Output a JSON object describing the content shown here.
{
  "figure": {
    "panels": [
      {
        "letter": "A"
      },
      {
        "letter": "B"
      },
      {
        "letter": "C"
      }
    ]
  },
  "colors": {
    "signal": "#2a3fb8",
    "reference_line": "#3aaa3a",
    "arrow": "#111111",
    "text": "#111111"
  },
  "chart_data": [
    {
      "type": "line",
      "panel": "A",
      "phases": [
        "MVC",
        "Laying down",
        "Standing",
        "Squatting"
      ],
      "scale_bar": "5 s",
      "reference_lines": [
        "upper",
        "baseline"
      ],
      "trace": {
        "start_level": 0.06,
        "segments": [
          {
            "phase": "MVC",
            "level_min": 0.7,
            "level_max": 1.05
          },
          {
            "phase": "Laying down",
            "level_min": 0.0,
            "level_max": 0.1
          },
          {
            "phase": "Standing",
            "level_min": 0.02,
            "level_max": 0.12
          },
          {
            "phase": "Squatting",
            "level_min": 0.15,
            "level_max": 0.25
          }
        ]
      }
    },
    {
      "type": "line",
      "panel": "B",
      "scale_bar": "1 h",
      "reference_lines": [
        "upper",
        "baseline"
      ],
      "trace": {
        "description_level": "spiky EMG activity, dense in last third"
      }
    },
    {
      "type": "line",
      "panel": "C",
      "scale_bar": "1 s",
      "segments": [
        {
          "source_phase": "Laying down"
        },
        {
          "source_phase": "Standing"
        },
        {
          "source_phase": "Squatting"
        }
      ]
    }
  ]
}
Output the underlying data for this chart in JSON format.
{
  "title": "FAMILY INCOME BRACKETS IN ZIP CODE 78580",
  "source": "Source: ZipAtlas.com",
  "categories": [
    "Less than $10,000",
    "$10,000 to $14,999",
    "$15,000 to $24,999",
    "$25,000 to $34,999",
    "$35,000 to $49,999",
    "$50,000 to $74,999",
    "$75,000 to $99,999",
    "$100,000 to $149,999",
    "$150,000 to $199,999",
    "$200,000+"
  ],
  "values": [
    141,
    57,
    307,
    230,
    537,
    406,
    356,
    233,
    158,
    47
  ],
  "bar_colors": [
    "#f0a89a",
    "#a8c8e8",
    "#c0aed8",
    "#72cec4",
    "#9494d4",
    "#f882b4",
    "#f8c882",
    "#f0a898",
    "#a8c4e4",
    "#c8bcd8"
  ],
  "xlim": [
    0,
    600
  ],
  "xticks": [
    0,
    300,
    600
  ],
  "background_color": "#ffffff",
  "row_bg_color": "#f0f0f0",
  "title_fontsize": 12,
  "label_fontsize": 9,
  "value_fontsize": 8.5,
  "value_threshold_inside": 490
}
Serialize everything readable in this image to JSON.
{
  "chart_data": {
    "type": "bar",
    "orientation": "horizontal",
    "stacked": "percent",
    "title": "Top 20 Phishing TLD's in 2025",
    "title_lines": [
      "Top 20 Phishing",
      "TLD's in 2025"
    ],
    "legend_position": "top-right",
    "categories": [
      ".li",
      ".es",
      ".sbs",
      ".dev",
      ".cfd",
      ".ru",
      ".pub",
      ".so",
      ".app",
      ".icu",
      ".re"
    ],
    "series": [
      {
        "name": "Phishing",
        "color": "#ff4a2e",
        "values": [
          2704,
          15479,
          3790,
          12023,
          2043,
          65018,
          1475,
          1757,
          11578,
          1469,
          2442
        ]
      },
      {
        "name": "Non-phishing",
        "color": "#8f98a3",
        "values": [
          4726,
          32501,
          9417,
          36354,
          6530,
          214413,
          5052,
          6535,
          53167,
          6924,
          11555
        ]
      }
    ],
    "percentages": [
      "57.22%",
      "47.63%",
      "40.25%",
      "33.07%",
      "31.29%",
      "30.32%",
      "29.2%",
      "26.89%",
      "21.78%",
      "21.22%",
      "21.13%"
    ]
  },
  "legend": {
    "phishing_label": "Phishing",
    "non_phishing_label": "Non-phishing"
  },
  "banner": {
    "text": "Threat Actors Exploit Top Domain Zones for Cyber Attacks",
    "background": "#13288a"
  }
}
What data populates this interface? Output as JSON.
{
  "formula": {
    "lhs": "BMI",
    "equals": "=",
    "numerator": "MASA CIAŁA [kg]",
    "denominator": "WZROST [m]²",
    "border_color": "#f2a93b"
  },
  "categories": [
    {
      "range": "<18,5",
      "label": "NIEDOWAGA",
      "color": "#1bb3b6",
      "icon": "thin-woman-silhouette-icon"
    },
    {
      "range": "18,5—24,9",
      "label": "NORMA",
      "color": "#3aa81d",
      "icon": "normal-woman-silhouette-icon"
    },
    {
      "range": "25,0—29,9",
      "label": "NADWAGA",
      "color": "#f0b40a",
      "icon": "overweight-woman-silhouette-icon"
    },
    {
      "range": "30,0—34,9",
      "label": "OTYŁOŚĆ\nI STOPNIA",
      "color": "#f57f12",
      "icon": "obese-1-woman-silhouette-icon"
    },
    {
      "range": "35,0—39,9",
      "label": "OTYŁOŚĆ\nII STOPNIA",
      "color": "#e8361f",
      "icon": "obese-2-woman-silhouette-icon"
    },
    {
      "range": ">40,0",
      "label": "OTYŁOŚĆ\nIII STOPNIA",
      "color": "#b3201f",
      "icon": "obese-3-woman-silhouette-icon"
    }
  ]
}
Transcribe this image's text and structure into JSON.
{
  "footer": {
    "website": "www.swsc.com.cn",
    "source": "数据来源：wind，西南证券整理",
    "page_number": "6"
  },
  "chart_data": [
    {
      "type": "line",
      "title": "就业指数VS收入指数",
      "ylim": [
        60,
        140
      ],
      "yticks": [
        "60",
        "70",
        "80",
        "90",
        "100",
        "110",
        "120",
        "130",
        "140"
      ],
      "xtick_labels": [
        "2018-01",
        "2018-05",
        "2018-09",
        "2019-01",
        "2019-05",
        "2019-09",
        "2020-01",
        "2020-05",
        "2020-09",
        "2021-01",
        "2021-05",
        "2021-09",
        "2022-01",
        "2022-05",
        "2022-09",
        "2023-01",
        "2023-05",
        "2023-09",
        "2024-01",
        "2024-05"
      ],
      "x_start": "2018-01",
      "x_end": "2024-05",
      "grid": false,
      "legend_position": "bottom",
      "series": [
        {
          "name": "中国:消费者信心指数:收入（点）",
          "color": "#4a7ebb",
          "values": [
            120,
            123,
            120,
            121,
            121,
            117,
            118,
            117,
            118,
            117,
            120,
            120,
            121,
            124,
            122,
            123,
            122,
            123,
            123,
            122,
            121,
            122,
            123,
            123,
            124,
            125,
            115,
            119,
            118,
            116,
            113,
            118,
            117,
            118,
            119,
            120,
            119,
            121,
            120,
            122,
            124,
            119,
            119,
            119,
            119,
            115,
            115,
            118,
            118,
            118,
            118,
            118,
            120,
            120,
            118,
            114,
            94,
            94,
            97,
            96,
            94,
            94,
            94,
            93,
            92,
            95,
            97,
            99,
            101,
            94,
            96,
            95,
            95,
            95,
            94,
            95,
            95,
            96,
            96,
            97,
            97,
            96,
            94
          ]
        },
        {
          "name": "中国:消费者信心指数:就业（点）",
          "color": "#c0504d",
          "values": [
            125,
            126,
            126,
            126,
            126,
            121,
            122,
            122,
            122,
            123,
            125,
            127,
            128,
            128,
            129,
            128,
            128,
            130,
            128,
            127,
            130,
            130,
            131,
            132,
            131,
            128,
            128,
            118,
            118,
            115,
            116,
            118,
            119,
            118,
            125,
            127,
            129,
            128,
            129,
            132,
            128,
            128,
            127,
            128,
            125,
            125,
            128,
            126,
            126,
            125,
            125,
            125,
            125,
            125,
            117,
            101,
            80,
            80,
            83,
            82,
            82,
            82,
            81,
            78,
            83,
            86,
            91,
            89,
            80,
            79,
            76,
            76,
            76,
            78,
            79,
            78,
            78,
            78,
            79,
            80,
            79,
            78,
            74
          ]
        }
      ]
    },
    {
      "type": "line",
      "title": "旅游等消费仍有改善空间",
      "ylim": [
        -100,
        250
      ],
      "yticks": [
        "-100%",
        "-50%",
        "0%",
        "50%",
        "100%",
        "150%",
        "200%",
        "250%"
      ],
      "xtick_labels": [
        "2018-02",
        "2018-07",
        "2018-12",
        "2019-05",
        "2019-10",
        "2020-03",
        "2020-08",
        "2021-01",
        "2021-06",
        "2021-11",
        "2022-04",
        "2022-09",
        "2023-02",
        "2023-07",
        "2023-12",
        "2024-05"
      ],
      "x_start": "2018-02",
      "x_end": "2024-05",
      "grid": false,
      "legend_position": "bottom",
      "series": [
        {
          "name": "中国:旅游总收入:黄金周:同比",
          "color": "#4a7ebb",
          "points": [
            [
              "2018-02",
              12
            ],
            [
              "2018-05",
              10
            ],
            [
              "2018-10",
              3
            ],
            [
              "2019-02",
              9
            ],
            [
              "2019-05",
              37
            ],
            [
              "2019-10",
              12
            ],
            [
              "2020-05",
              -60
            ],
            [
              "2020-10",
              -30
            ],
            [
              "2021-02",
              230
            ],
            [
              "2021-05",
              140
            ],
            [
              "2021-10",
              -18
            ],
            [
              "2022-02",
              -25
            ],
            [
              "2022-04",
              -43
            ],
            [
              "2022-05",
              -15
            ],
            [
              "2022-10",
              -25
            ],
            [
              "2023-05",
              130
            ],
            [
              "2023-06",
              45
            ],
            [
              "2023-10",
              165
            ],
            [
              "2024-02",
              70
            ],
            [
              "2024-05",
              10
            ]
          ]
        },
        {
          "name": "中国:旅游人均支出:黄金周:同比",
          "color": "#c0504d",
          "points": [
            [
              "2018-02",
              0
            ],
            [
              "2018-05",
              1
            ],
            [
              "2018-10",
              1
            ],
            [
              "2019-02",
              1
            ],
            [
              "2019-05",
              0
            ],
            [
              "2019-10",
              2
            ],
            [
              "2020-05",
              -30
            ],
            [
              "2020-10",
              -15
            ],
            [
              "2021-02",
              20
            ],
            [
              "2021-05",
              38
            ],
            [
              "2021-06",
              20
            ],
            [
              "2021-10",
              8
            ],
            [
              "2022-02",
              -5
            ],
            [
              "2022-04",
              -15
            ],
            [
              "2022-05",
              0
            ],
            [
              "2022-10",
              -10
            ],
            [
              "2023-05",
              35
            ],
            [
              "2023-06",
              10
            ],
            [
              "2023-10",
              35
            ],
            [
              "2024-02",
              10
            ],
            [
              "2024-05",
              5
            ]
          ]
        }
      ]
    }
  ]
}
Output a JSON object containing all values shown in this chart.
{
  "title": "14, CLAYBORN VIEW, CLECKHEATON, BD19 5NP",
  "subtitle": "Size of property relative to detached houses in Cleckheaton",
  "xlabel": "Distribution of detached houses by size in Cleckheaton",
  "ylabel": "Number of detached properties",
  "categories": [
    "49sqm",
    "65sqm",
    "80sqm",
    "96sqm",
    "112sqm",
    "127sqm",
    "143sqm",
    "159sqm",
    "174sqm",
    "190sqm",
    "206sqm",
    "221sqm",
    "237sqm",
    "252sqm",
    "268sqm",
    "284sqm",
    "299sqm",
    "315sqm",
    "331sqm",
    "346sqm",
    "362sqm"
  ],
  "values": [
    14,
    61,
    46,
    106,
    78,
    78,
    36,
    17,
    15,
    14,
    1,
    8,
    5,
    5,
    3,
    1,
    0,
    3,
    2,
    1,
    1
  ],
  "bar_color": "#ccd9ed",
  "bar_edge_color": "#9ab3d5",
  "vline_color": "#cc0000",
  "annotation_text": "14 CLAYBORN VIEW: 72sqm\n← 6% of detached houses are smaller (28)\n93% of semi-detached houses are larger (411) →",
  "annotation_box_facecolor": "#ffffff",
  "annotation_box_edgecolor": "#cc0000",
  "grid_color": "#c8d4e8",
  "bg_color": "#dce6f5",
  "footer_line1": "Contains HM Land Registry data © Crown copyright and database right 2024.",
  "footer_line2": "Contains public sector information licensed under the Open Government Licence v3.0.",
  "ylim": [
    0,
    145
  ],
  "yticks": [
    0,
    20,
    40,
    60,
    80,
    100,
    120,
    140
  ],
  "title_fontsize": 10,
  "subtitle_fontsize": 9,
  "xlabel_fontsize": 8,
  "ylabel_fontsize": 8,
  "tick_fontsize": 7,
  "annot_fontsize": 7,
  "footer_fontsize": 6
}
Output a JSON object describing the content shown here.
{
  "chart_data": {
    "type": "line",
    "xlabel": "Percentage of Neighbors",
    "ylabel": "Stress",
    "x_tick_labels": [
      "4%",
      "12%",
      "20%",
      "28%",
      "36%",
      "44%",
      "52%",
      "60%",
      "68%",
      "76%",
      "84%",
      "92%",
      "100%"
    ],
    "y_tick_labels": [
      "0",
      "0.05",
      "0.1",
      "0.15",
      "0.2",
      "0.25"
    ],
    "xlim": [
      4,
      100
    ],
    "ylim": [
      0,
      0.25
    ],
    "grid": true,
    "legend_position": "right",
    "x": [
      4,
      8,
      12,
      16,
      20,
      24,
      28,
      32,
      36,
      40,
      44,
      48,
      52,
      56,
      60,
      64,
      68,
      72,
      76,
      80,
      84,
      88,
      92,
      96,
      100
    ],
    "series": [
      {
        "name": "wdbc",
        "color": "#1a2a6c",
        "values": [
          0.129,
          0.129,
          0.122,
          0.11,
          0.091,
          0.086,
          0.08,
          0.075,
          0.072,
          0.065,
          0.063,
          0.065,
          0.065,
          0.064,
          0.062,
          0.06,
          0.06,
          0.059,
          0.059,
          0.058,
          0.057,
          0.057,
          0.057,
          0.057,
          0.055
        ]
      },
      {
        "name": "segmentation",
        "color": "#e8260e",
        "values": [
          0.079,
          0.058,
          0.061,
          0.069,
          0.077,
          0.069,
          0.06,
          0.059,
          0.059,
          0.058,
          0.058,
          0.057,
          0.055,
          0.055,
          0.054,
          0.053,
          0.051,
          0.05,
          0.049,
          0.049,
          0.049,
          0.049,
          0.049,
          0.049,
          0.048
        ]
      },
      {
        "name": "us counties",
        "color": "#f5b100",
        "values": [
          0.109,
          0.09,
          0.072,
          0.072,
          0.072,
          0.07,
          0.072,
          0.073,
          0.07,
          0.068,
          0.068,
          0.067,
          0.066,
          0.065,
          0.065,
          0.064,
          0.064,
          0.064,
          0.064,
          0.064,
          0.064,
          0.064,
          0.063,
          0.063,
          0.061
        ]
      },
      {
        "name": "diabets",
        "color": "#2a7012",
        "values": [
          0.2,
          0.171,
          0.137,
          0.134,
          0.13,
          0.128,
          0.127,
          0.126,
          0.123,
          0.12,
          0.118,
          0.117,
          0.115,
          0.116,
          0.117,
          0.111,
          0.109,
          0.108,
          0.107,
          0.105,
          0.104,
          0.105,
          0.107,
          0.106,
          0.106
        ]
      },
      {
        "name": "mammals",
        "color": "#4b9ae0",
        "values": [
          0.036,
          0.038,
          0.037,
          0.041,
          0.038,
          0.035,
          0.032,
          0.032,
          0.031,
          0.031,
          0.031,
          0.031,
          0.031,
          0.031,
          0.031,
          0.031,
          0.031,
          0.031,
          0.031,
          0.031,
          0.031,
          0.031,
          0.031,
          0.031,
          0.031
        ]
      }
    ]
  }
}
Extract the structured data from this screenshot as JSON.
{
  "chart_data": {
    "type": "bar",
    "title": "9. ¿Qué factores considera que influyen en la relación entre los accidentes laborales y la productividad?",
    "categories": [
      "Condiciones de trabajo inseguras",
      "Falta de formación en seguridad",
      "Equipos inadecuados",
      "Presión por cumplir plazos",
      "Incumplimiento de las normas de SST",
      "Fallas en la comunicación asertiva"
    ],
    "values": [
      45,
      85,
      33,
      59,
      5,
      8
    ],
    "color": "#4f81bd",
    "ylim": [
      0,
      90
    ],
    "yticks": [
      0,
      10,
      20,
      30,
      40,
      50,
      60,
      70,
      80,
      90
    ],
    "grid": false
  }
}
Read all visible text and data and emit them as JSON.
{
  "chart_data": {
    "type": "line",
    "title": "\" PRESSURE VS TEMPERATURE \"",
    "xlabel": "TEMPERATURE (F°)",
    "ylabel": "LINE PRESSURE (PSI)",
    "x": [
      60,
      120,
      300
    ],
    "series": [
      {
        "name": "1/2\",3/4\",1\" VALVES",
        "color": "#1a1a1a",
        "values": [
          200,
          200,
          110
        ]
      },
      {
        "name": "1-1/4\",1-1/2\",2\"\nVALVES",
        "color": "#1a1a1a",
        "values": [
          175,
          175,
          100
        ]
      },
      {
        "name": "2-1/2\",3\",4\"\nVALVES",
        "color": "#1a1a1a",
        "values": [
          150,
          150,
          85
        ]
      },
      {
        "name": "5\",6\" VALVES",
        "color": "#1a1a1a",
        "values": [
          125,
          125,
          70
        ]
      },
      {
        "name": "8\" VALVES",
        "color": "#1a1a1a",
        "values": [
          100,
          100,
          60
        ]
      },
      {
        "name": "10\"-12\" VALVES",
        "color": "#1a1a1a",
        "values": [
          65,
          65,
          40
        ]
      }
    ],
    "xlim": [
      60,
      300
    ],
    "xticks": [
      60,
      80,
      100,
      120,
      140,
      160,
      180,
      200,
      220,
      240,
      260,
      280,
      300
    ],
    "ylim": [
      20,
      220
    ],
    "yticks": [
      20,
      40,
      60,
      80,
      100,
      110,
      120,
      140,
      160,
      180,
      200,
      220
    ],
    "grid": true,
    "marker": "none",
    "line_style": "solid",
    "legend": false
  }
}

──────────────────────────────

SET EXERCISE =
Copy out each line of the data containing the string "image".

RESPONSE TO THIS TASK =
Serialize everything readable in this image to JSON.
Transcribe this image's text and structure into JSON.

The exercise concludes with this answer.